→ Some records:
____
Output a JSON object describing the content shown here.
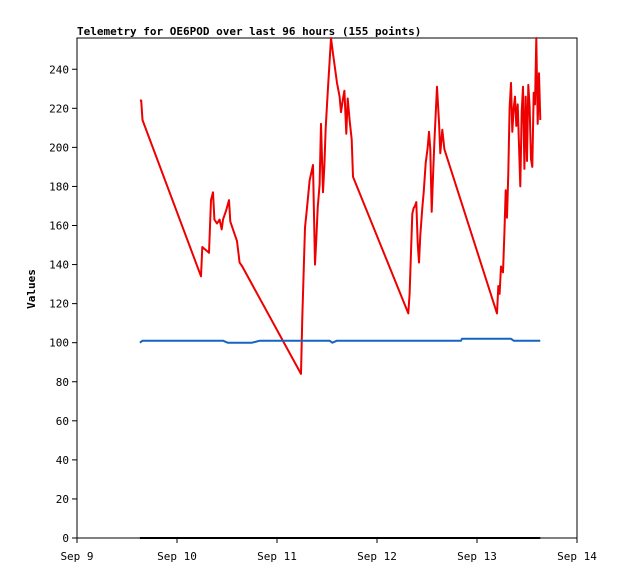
{
  "chart_data": {
    "type": "line",
    "title": "Telemetry for OE6POD over last 96 hours (155 points)",
    "ylabel": "Values",
    "xlabel": "",
    "ylim": [
      0,
      256
    ],
    "xlim": [
      "2023-09-09 00:00",
      "2023-09-14 00:00"
    ],
    "x_ticks": [
      "Sep 9",
      "Sep 10",
      "Sep 11",
      "Sep 12",
      "Sep 13",
      "Sep 14"
    ],
    "y_ticks": [
      0,
      20,
      40,
      60,
      80,
      100,
      120,
      140,
      160,
      180,
      200,
      220,
      240
    ],
    "grid": false,
    "series": [
      {
        "color": "#ee0000",
        "points": [
          [
            "2023-09-09 15:06",
            224
          ],
          [
            "2023-09-09 15:24",
            224
          ],
          [
            "2023-09-09 15:43",
            214
          ],
          [
            "2023-09-10 05:46",
            134
          ],
          [
            "2023-09-10 06:05",
            149
          ],
          [
            "2023-09-10 07:41",
            146
          ],
          [
            "2023-09-10 08:10",
            173
          ],
          [
            "2023-09-10 08:38",
            177
          ],
          [
            "2023-09-10 08:58",
            163
          ],
          [
            "2023-09-10 09:36",
            161
          ],
          [
            "2023-09-10 10:14",
            163
          ],
          [
            "2023-09-10 10:43",
            158
          ],
          [
            "2023-09-10 11:02",
            163
          ],
          [
            "2023-09-10 11:50",
            168
          ],
          [
            "2023-09-10 12:29",
            173
          ],
          [
            "2023-09-10 12:48",
            162
          ],
          [
            "2023-09-10 14:24",
            152
          ],
          [
            "2023-09-10 15:02",
            141
          ],
          [
            "2023-09-10 15:41",
            139
          ],
          [
            "2023-09-11 05:46",
            84
          ],
          [
            "2023-09-11 06:05",
            113
          ],
          [
            "2023-09-11 06:43",
            159
          ],
          [
            "2023-09-11 07:12",
            169
          ],
          [
            "2023-09-11 07:50",
            183
          ],
          [
            "2023-09-11 08:38",
            191
          ],
          [
            "2023-09-11 09:07",
            140
          ],
          [
            "2023-09-11 09:26",
            153
          ],
          [
            "2023-09-11 09:46",
            169
          ],
          [
            "2023-09-11 10:14",
            181
          ],
          [
            "2023-09-11 10:34",
            212
          ],
          [
            "2023-09-11 11:02",
            177
          ],
          [
            "2023-09-11 11:22",
            191
          ],
          [
            "2023-09-11 11:41",
            210
          ],
          [
            "2023-09-11 12:10",
            228
          ],
          [
            "2023-09-11 12:38",
            244
          ],
          [
            "2023-09-11 12:58",
            256
          ],
          [
            "2023-09-11 13:26",
            248
          ],
          [
            "2023-09-11 14:24",
            233
          ],
          [
            "2023-09-11 15:02",
            226
          ],
          [
            "2023-09-11 15:22",
            218
          ],
          [
            "2023-09-11 15:50",
            225
          ],
          [
            "2023-09-11 16:10",
            229
          ],
          [
            "2023-09-11 16:38",
            207
          ],
          [
            "2023-09-11 16:58",
            225
          ],
          [
            "2023-09-11 17:26",
            214
          ],
          [
            "2023-09-11 17:55",
            204
          ],
          [
            "2023-09-11 18:14",
            185
          ],
          [
            "2023-09-12 07:31",
            115
          ],
          [
            "2023-09-12 07:50",
            125
          ],
          [
            "2023-09-12 08:29",
            166
          ],
          [
            "2023-09-12 08:48",
            169
          ],
          [
            "2023-09-12 09:07",
            170
          ],
          [
            "2023-09-12 09:26",
            172
          ],
          [
            "2023-09-12 09:46",
            151
          ],
          [
            "2023-09-12 10:05",
            141
          ],
          [
            "2023-09-12 10:24",
            155
          ],
          [
            "2023-09-12 10:53",
            169
          ],
          [
            "2023-09-12 11:12",
            177
          ],
          [
            "2023-09-12 11:41",
            192
          ],
          [
            "2023-09-12 12:10",
            200
          ],
          [
            "2023-09-12 12:29",
            208
          ],
          [
            "2023-09-12 12:48",
            199
          ],
          [
            "2023-09-12 13:07",
            167
          ],
          [
            "2023-09-12 13:26",
            185
          ],
          [
            "2023-09-12 13:46",
            203
          ],
          [
            "2023-09-12 14:05",
            217
          ],
          [
            "2023-09-12 14:24",
            231
          ],
          [
            "2023-09-12 14:53",
            213
          ],
          [
            "2023-09-12 15:12",
            197
          ],
          [
            "2023-09-12 15:41",
            209
          ],
          [
            "2023-09-12 16:10",
            199
          ],
          [
            "2023-09-13 04:48",
            115
          ],
          [
            "2023-09-13 05:07",
            129
          ],
          [
            "2023-09-13 05:26",
            125
          ],
          [
            "2023-09-13 05:46",
            139
          ],
          [
            "2023-09-13 06:14",
            136
          ],
          [
            "2023-09-13 06:34",
            156
          ],
          [
            "2023-09-13 06:53",
            178
          ],
          [
            "2023-09-13 07:12",
            164
          ],
          [
            "2023-09-13 07:31",
            187
          ],
          [
            "2023-09-13 07:50",
            220
          ],
          [
            "2023-09-13 08:10",
            233
          ],
          [
            "2023-09-13 08:29",
            208
          ],
          [
            "2023-09-13 08:48",
            220
          ],
          [
            "2023-09-13 09:07",
            226
          ],
          [
            "2023-09-13 09:26",
            211
          ],
          [
            "2023-09-13 09:46",
            222
          ],
          [
            "2023-09-13 10:05",
            201
          ],
          [
            "2023-09-13 10:24",
            180
          ],
          [
            "2023-09-13 10:43",
            218
          ],
          [
            "2023-09-13 11:02",
            231
          ],
          [
            "2023-09-13 11:22",
            189
          ],
          [
            "2023-09-13 11:41",
            226
          ],
          [
            "2023-09-13 12:00",
            193
          ],
          [
            "2023-09-13 12:19",
            232
          ],
          [
            "2023-09-13 12:38",
            221
          ],
          [
            "2023-09-13 12:58",
            194
          ],
          [
            "2023-09-13 13:17",
            190
          ],
          [
            "2023-09-13 13:36",
            228
          ],
          [
            "2023-09-13 13:55",
            222
          ],
          [
            "2023-09-13 14:14",
            256
          ],
          [
            "2023-09-13 14:34",
            212
          ],
          [
            "2023-09-13 14:53",
            238
          ],
          [
            "2023-09-13 15:12",
            214
          ]
        ]
      },
      {
        "color": "#1565c0",
        "points": [
          [
            "2023-09-09 15:06",
            100
          ],
          [
            "2023-09-09 15:43",
            101
          ],
          [
            "2023-09-10 11:02",
            101
          ],
          [
            "2023-09-10 12:10",
            100
          ],
          [
            "2023-09-10 18:00",
            100
          ],
          [
            "2023-09-10 19:55",
            101
          ],
          [
            "2023-09-11 10:34",
            101
          ],
          [
            "2023-09-11 12:38",
            101
          ],
          [
            "2023-09-11 13:17",
            100
          ],
          [
            "2023-09-11 14:24",
            101
          ],
          [
            "2023-09-12 12:00",
            101
          ],
          [
            "2023-09-12 20:10",
            101
          ],
          [
            "2023-09-12 20:24",
            102
          ],
          [
            "2023-09-13 02:24",
            102
          ],
          [
            "2023-09-13 02:53",
            102
          ],
          [
            "2023-09-13 08:10",
            102
          ],
          [
            "2023-09-13 08:48",
            101
          ],
          [
            "2023-09-13 15:12",
            101
          ]
        ]
      },
      {
        "color": "#000000",
        "points": [
          [
            "2023-09-09 15:06",
            0
          ],
          [
            "2023-09-13 15:12",
            0
          ]
        ]
      }
    ]
  }
}
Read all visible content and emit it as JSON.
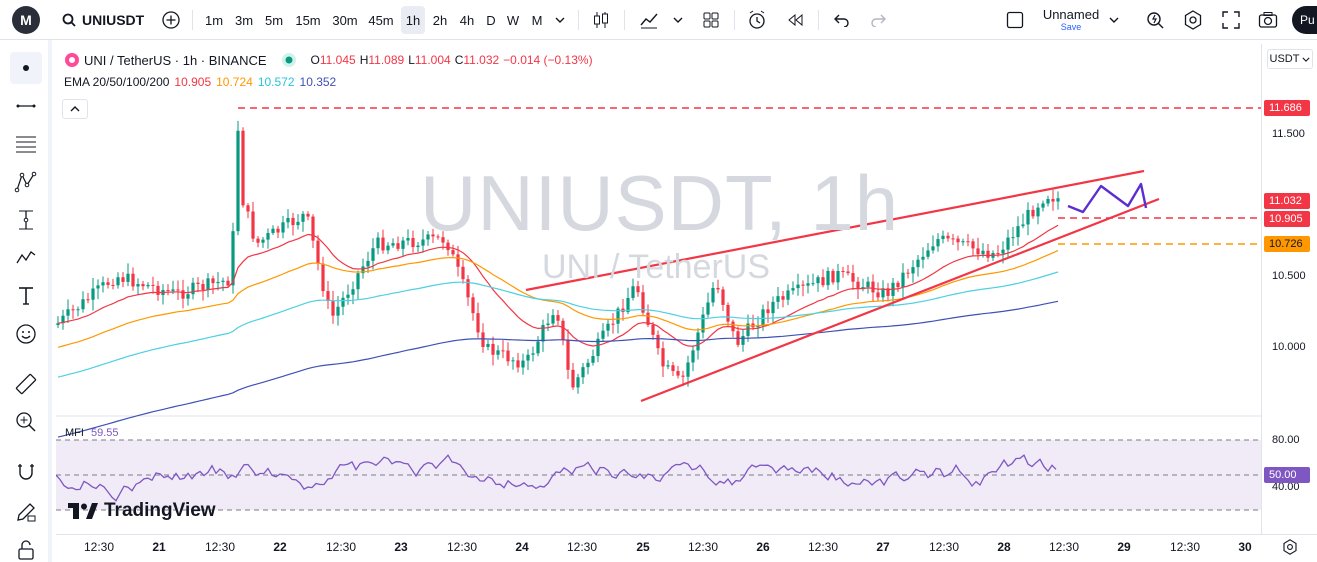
{
  "toolbar": {
    "logo": "M",
    "symbol": "UNIUSDT",
    "intervals": [
      "1m",
      "3m",
      "5m",
      "15m",
      "30m",
      "45m",
      "1h",
      "2h",
      "4h",
      "D",
      "W",
      "M"
    ],
    "active_interval": "1h",
    "layout_name": "Unnamed",
    "save_label": "Save",
    "user_button": "Pu"
  },
  "legend": {
    "title": "UNI / TetherUS · 1h · BINANCE",
    "open_label": "O",
    "open": "11.045",
    "high_label": "H",
    "high": "11.089",
    "low_label": "L",
    "low": "11.004",
    "close_label": "C",
    "close": "11.032",
    "change": "−0.014 (−0.13%)",
    "ema_label": "EMA 20/50/100/200",
    "ema20": "10.905",
    "ema50": "10.724",
    "ema100": "10.572",
    "ema200": "10.352"
  },
  "watermark": {
    "main": "UNIUSDT, 1h",
    "sub": "UNI / TetherUS"
  },
  "price_scale": {
    "unit": "USDT",
    "labels": [
      "11.500",
      "10.500",
      "10.000"
    ],
    "tag_high": "11.686",
    "tag_last": "11.032",
    "tag_ema": "10.905",
    "tag_orange": "10.726"
  },
  "mfi": {
    "label": "MFI",
    "value": "59.55",
    "levels": [
      "80.00",
      "40.00"
    ],
    "tag": "50.00"
  },
  "branding": "TradingView",
  "time_scale": [
    "12:30",
    "21",
    "12:30",
    "22",
    "12:30",
    "23",
    "12:30",
    "24",
    "12:30",
    "25",
    "12:30",
    "26",
    "12:30",
    "27",
    "12:30",
    "28",
    "12:30",
    "29",
    "12:30",
    "30"
  ],
  "colors": {
    "up": "#089981",
    "down": "#f23645",
    "ema20": "#f23645",
    "ema50": "#ff9800",
    "ema100": "#4dd0e1",
    "ema200": "#3f51b5",
    "mfi": "#7e57c2",
    "line": "#f23645",
    "projection": "#5b2fcf"
  }
}
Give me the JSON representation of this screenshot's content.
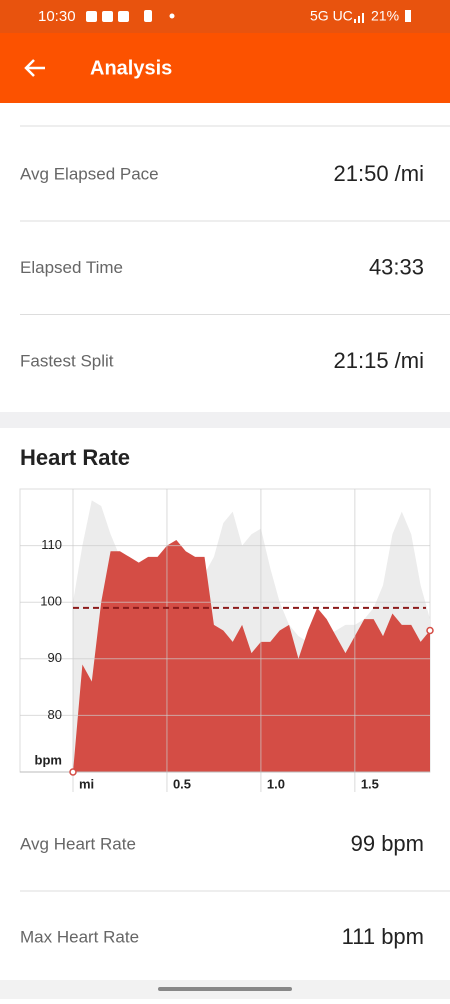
____
Above are the records. Copy every line in them holding "JSON".

→ Correct answer:
Output a JSON object describing the content shown here.
Read all visible content and emit it as JSON.
Give me the JSON representation of this screenshot's content.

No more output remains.